[WHAT IS ASKED] Tally the lines with the word "MIDI" and report the number alone.

[Entries taken from a collection]
○ ○ ○ ○ ○ ○ ○

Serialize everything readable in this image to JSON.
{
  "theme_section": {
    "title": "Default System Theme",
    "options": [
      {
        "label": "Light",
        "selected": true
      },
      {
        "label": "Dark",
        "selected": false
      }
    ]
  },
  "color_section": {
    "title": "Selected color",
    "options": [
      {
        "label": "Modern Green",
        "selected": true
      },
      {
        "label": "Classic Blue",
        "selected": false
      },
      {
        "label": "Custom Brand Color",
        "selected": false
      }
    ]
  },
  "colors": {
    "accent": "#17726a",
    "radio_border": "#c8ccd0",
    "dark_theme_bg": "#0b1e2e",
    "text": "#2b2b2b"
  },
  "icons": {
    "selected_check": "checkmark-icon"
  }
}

○ ○ ○ ○ ○ ○ ○

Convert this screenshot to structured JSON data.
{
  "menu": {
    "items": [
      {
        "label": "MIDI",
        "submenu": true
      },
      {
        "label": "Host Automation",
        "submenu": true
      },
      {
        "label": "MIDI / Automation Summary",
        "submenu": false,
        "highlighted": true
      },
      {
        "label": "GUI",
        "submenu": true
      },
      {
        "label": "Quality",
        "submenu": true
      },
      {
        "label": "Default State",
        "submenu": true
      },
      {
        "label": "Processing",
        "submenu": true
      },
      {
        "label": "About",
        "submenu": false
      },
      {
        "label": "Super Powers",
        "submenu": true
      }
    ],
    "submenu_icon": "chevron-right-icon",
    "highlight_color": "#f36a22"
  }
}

○ ○ ○ ○ ○ ○ ○

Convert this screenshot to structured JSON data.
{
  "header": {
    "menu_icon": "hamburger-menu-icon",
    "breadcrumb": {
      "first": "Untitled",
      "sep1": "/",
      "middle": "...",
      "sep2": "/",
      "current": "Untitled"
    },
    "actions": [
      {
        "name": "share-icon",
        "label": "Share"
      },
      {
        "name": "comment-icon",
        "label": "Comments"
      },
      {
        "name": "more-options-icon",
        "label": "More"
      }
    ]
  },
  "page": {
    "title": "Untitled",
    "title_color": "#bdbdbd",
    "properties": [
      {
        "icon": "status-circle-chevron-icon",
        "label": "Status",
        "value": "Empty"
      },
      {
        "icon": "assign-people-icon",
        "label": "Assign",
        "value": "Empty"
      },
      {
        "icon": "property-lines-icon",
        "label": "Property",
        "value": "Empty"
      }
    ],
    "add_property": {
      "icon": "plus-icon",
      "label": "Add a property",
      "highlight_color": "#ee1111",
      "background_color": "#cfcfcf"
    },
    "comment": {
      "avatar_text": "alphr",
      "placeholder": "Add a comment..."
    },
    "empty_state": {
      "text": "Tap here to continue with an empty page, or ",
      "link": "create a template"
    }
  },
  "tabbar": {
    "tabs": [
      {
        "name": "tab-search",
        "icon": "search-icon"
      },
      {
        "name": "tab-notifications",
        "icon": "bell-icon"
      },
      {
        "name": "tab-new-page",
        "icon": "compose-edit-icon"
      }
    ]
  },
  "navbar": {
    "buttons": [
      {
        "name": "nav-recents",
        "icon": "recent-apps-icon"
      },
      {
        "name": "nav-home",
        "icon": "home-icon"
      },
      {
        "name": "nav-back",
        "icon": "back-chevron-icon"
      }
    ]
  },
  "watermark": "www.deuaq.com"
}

○ ○ ○ ○ ○ ○ ○

[SOLUTION TO THIS PROBLEM] 2